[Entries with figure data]
[Begin]

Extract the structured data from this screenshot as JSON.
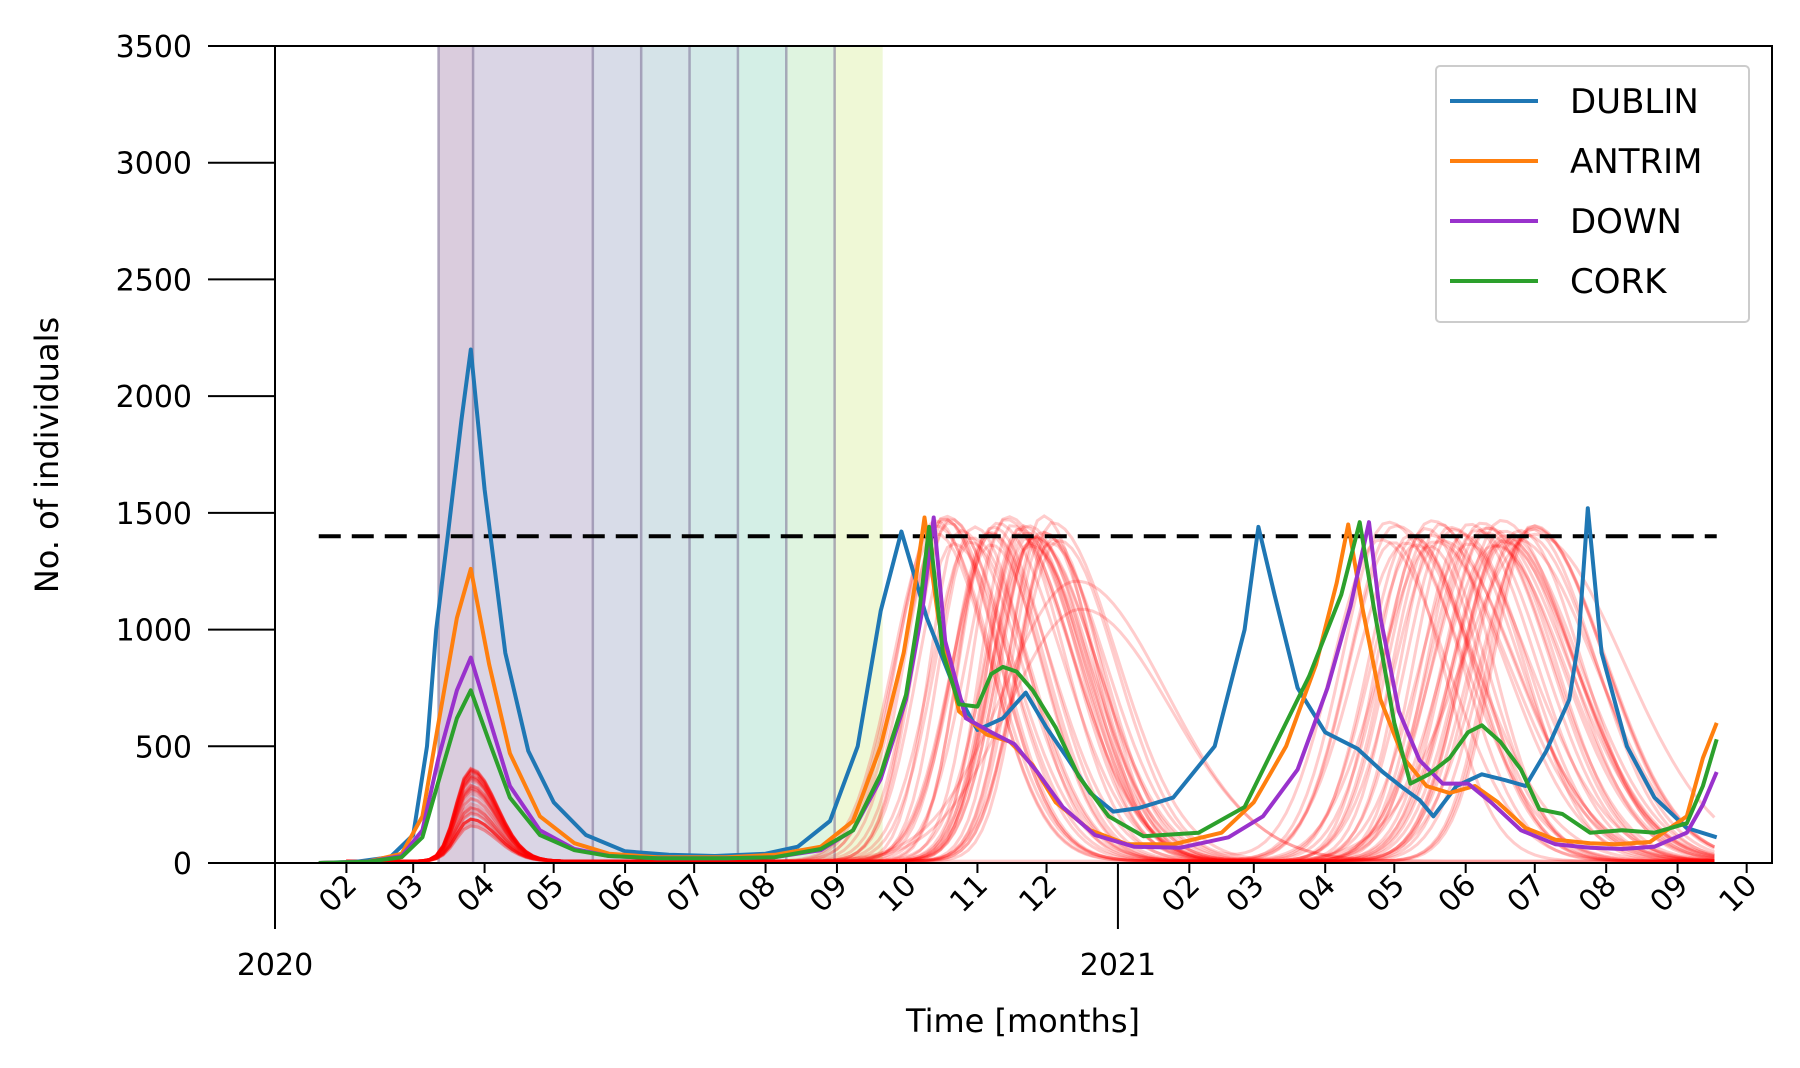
{
  "chart_data": {
    "type": "line",
    "xlabel": "Time [months]",
    "ylabel": "No. of individuals",
    "x_range": [
      "2020-01-01",
      "2021-10-12"
    ],
    "ylim": [
      0,
      3500
    ],
    "yticks": [
      0,
      500,
      1000,
      1500,
      2000,
      2500,
      3000,
      3500
    ],
    "xticks": [
      {
        "date": "2020-01-01",
        "label": "2020",
        "major": true
      },
      {
        "date": "2020-02-01",
        "label": "02"
      },
      {
        "date": "2020-03-01",
        "label": "03"
      },
      {
        "date": "2020-04-01",
        "label": "04"
      },
      {
        "date": "2020-05-01",
        "label": "05"
      },
      {
        "date": "2020-06-01",
        "label": "06"
      },
      {
        "date": "2020-07-01",
        "label": "07"
      },
      {
        "date": "2020-08-01",
        "label": "08"
      },
      {
        "date": "2020-09-01",
        "label": "09"
      },
      {
        "date": "2020-10-01",
        "label": "10"
      },
      {
        "date": "2020-11-01",
        "label": "11"
      },
      {
        "date": "2020-12-01",
        "label": "12"
      },
      {
        "date": "2021-01-01",
        "label": "2021",
        "major": true
      },
      {
        "date": "2021-02-01",
        "label": "02"
      },
      {
        "date": "2021-03-01",
        "label": "03"
      },
      {
        "date": "2021-04-01",
        "label": "04"
      },
      {
        "date": "2021-05-01",
        "label": "05"
      },
      {
        "date": "2021-06-01",
        "label": "06"
      },
      {
        "date": "2021-07-01",
        "label": "07"
      },
      {
        "date": "2021-08-01",
        "label": "08"
      },
      {
        "date": "2021-09-01",
        "label": "09"
      },
      {
        "date": "2021-10-01",
        "label": "10"
      }
    ],
    "grid": false,
    "legend_position": "top-right",
    "threshold": {
      "y": 1400,
      "x_start": "2020-01-20",
      "x_end": "2021-09-18",
      "color": "#000000",
      "style": "dashed"
    },
    "phases": [
      {
        "start": "2020-03-12",
        "end": "2020-03-27",
        "color": "#440154"
      },
      {
        "start": "2020-03-27",
        "end": "2020-05-18",
        "color": "#472d7b"
      },
      {
        "start": "2020-05-18",
        "end": "2020-06-08",
        "color": "#3b528b"
      },
      {
        "start": "2020-06-08",
        "end": "2020-06-29",
        "color": "#2c728e"
      },
      {
        "start": "2020-06-29",
        "end": "2020-07-20",
        "color": "#21918c"
      },
      {
        "start": "2020-07-20",
        "end": "2020-08-10",
        "color": "#28ae80"
      },
      {
        "start": "2020-08-10",
        "end": "2020-08-31",
        "color": "#5ec962"
      },
      {
        "start": "2020-08-31",
        "end": "2020-08-31",
        "color": "#addc30"
      }
    ],
    "phase_bounds": [
      "2020-03-12",
      "2020-03-27",
      "2020-05-18",
      "2020-06-08",
      "2020-06-29",
      "2020-07-20",
      "2020-08-10",
      "2020-08-31"
    ],
    "series": [
      {
        "name": "DUBLIN",
        "color": "#1f77b4",
        "points": [
          [
            "2020-01-20",
            0
          ],
          [
            "2020-02-05",
            5
          ],
          [
            "2020-02-20",
            25
          ],
          [
            "2020-03-01",
            120
          ],
          [
            "2020-03-07",
            500
          ],
          [
            "2020-03-11",
            1000
          ],
          [
            "2020-03-16",
            1400
          ],
          [
            "2020-03-22",
            1900
          ],
          [
            "2020-03-26",
            2200
          ],
          [
            "2020-04-01",
            1600
          ],
          [
            "2020-04-10",
            900
          ],
          [
            "2020-04-20",
            480
          ],
          [
            "2020-05-01",
            260
          ],
          [
            "2020-05-15",
            120
          ],
          [
            "2020-06-01",
            50
          ],
          [
            "2020-06-20",
            35
          ],
          [
            "2020-07-10",
            30
          ],
          [
            "2020-08-01",
            40
          ],
          [
            "2020-08-15",
            70
          ],
          [
            "2020-08-29",
            180
          ],
          [
            "2020-09-10",
            500
          ],
          [
            "2020-09-20",
            1080
          ],
          [
            "2020-09-29",
            1420
          ],
          [
            "2020-10-10",
            1050
          ],
          [
            "2020-10-22",
            750
          ],
          [
            "2020-11-01",
            570
          ],
          [
            "2020-11-12",
            620
          ],
          [
            "2020-11-22",
            730
          ],
          [
            "2020-12-01",
            580
          ],
          [
            "2020-12-10",
            450
          ],
          [
            "2020-12-20",
            300
          ],
          [
            "2020-12-30",
            220
          ],
          [
            "2021-01-10",
            235
          ],
          [
            "2021-01-25",
            280
          ],
          [
            "2021-02-12",
            500
          ],
          [
            "2021-02-25",
            1000
          ],
          [
            "2021-03-03",
            1440
          ],
          [
            "2021-03-10",
            1150
          ],
          [
            "2021-03-20",
            750
          ],
          [
            "2021-04-01",
            560
          ],
          [
            "2021-04-15",
            490
          ],
          [
            "2021-04-26",
            390
          ],
          [
            "2021-05-05",
            320
          ],
          [
            "2021-05-12",
            270
          ],
          [
            "2021-05-18",
            200
          ],
          [
            "2021-05-28",
            330
          ],
          [
            "2021-06-08",
            380
          ],
          [
            "2021-06-18",
            355
          ],
          [
            "2021-06-27",
            330
          ],
          [
            "2021-07-06",
            480
          ],
          [
            "2021-07-16",
            700
          ],
          [
            "2021-07-20",
            950
          ],
          [
            "2021-07-24",
            1520
          ],
          [
            "2021-07-30",
            900
          ],
          [
            "2021-08-10",
            500
          ],
          [
            "2021-08-22",
            280
          ],
          [
            "2021-09-05",
            150
          ],
          [
            "2021-09-18",
            110
          ]
        ]
      },
      {
        "name": "ANTRIM",
        "color": "#ff7f0e",
        "points": [
          [
            "2020-01-20",
            0
          ],
          [
            "2020-02-10",
            5
          ],
          [
            "2020-02-25",
            40
          ],
          [
            "2020-03-05",
            200
          ],
          [
            "2020-03-12",
            600
          ],
          [
            "2020-03-20",
            1050
          ],
          [
            "2020-03-26",
            1260
          ],
          [
            "2020-04-03",
            850
          ],
          [
            "2020-04-12",
            470
          ],
          [
            "2020-04-25",
            200
          ],
          [
            "2020-05-10",
            85
          ],
          [
            "2020-05-25",
            40
          ],
          [
            "2020-06-15",
            25
          ],
          [
            "2020-07-15",
            25
          ],
          [
            "2020-08-05",
            35
          ],
          [
            "2020-08-25",
            70
          ],
          [
            "2020-09-08",
            180
          ],
          [
            "2020-09-20",
            500
          ],
          [
            "2020-09-30",
            900
          ],
          [
            "2020-10-05",
            1200
          ],
          [
            "2020-10-09",
            1480
          ],
          [
            "2020-10-15",
            1050
          ],
          [
            "2020-10-24",
            650
          ],
          [
            "2020-11-05",
            550
          ],
          [
            "2020-11-15",
            520
          ],
          [
            "2020-11-25",
            420
          ],
          [
            "2020-12-05",
            260
          ],
          [
            "2020-12-20",
            140
          ],
          [
            "2021-01-05",
            80
          ],
          [
            "2021-01-25",
            80
          ],
          [
            "2021-02-15",
            130
          ],
          [
            "2021-03-01",
            260
          ],
          [
            "2021-03-15",
            500
          ],
          [
            "2021-03-28",
            850
          ],
          [
            "2021-04-06",
            1200
          ],
          [
            "2021-04-11",
            1450
          ],
          [
            "2021-04-17",
            1100
          ],
          [
            "2021-04-25",
            700
          ],
          [
            "2021-05-05",
            450
          ],
          [
            "2021-05-15",
            330
          ],
          [
            "2021-05-25",
            300
          ],
          [
            "2021-06-05",
            330
          ],
          [
            "2021-06-15",
            260
          ],
          [
            "2021-06-27",
            150
          ],
          [
            "2021-07-10",
            100
          ],
          [
            "2021-07-25",
            85
          ],
          [
            "2021-08-05",
            80
          ],
          [
            "2021-08-20",
            90
          ],
          [
            "2021-09-05",
            200
          ],
          [
            "2021-09-12",
            450
          ],
          [
            "2021-09-18",
            600
          ]
        ]
      },
      {
        "name": "DOWN",
        "color": "#9932cc",
        "points": [
          [
            "2020-01-20",
            0
          ],
          [
            "2020-02-10",
            5
          ],
          [
            "2020-02-25",
            30
          ],
          [
            "2020-03-05",
            140
          ],
          [
            "2020-03-12",
            450
          ],
          [
            "2020-03-20",
            740
          ],
          [
            "2020-03-26",
            880
          ],
          [
            "2020-04-03",
            620
          ],
          [
            "2020-04-12",
            330
          ],
          [
            "2020-04-25",
            140
          ],
          [
            "2020-05-10",
            60
          ],
          [
            "2020-05-25",
            30
          ],
          [
            "2020-06-15",
            20
          ],
          [
            "2020-07-15",
            20
          ],
          [
            "2020-08-05",
            25
          ],
          [
            "2020-08-25",
            55
          ],
          [
            "2020-09-08",
            140
          ],
          [
            "2020-09-20",
            360
          ],
          [
            "2020-10-01",
            700
          ],
          [
            "2020-10-08",
            1080
          ],
          [
            "2020-10-13",
            1480
          ],
          [
            "2020-10-18",
            950
          ],
          [
            "2020-10-27",
            620
          ],
          [
            "2020-11-07",
            560
          ],
          [
            "2020-11-17",
            510
          ],
          [
            "2020-11-27",
            390
          ],
          [
            "2020-12-08",
            240
          ],
          [
            "2020-12-22",
            120
          ],
          [
            "2021-01-08",
            70
          ],
          [
            "2021-01-28",
            65
          ],
          [
            "2021-02-18",
            110
          ],
          [
            "2021-03-05",
            200
          ],
          [
            "2021-03-20",
            400
          ],
          [
            "2021-04-02",
            750
          ],
          [
            "2021-04-12",
            1100
          ],
          [
            "2021-04-20",
            1460
          ],
          [
            "2021-04-25",
            1050
          ],
          [
            "2021-05-03",
            650
          ],
          [
            "2021-05-12",
            440
          ],
          [
            "2021-05-22",
            340
          ],
          [
            "2021-06-02",
            340
          ],
          [
            "2021-06-12",
            260
          ],
          [
            "2021-06-25",
            140
          ],
          [
            "2021-07-10",
            80
          ],
          [
            "2021-07-25",
            65
          ],
          [
            "2021-08-08",
            60
          ],
          [
            "2021-08-22",
            70
          ],
          [
            "2021-09-05",
            130
          ],
          [
            "2021-09-12",
            250
          ],
          [
            "2021-09-18",
            390
          ]
        ]
      },
      {
        "name": "CORK",
        "color": "#2ca02c",
        "points": [
          [
            "2020-01-20",
            0
          ],
          [
            "2020-02-10",
            5
          ],
          [
            "2020-02-25",
            25
          ],
          [
            "2020-03-05",
            110
          ],
          [
            "2020-03-12",
            350
          ],
          [
            "2020-03-20",
            620
          ],
          [
            "2020-03-26",
            740
          ],
          [
            "2020-04-03",
            520
          ],
          [
            "2020-04-12",
            280
          ],
          [
            "2020-04-25",
            120
          ],
          [
            "2020-05-10",
            55
          ],
          [
            "2020-05-25",
            30
          ],
          [
            "2020-06-15",
            20
          ],
          [
            "2020-07-15",
            20
          ],
          [
            "2020-08-05",
            25
          ],
          [
            "2020-08-25",
            60
          ],
          [
            "2020-09-08",
            140
          ],
          [
            "2020-09-20",
            380
          ],
          [
            "2020-10-01",
            720
          ],
          [
            "2020-10-07",
            1100
          ],
          [
            "2020-10-11",
            1440
          ],
          [
            "2020-10-17",
            900
          ],
          [
            "2020-10-24",
            680
          ],
          [
            "2020-11-01",
            670
          ],
          [
            "2020-11-07",
            810
          ],
          [
            "2020-11-12",
            840
          ],
          [
            "2020-11-18",
            820
          ],
          [
            "2020-11-25",
            740
          ],
          [
            "2020-12-05",
            580
          ],
          [
            "2020-12-15",
            370
          ],
          [
            "2020-12-28",
            200
          ],
          [
            "2021-01-12",
            115
          ],
          [
            "2021-02-05",
            130
          ],
          [
            "2021-02-25",
            240
          ],
          [
            "2021-03-10",
            500
          ],
          [
            "2021-03-25",
            800
          ],
          [
            "2021-04-08",
            1150
          ],
          [
            "2021-04-16",
            1460
          ],
          [
            "2021-04-22",
            1100
          ],
          [
            "2021-05-01",
            600
          ],
          [
            "2021-05-08",
            340
          ],
          [
            "2021-05-16",
            380
          ],
          [
            "2021-05-25",
            450
          ],
          [
            "2021-06-02",
            560
          ],
          [
            "2021-06-08",
            590
          ],
          [
            "2021-06-16",
            520
          ],
          [
            "2021-06-25",
            400
          ],
          [
            "2021-07-03",
            230
          ],
          [
            "2021-07-13",
            210
          ],
          [
            "2021-07-25",
            130
          ],
          [
            "2021-08-08",
            140
          ],
          [
            "2021-08-22",
            130
          ],
          [
            "2021-09-05",
            170
          ],
          [
            "2021-09-12",
            330
          ],
          [
            "2021-09-18",
            530
          ]
        ]
      }
    ],
    "background_runs": {
      "color": "#ff0000",
      "count": 40,
      "early_peak_date": "2020-03-26",
      "early_peak_range": [
        150,
        400
      ],
      "autumn_peaks": [
        "2020-10-12",
        "2020-12-12"
      ],
      "autumn_peak_range": [
        1350,
        1480
      ],
      "spring_peaks": [
        "2021-04-22",
        "2021-07-01"
      ],
      "spring_peak_range": [
        1350,
        1460
      ],
      "late_outliers": [
        {
          "peak_date": "2020-12-14",
          "peak": 1200
        },
        {
          "peak_date": "2020-12-16",
          "peak": 1080
        },
        {
          "peak_date": "2021-07-01",
          "peak": 1400
        }
      ]
    }
  }
}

[End]

▸ Exercise goal
Give only the number of lines in the listing above that include the string "name".

▸ Reply to the exercise
4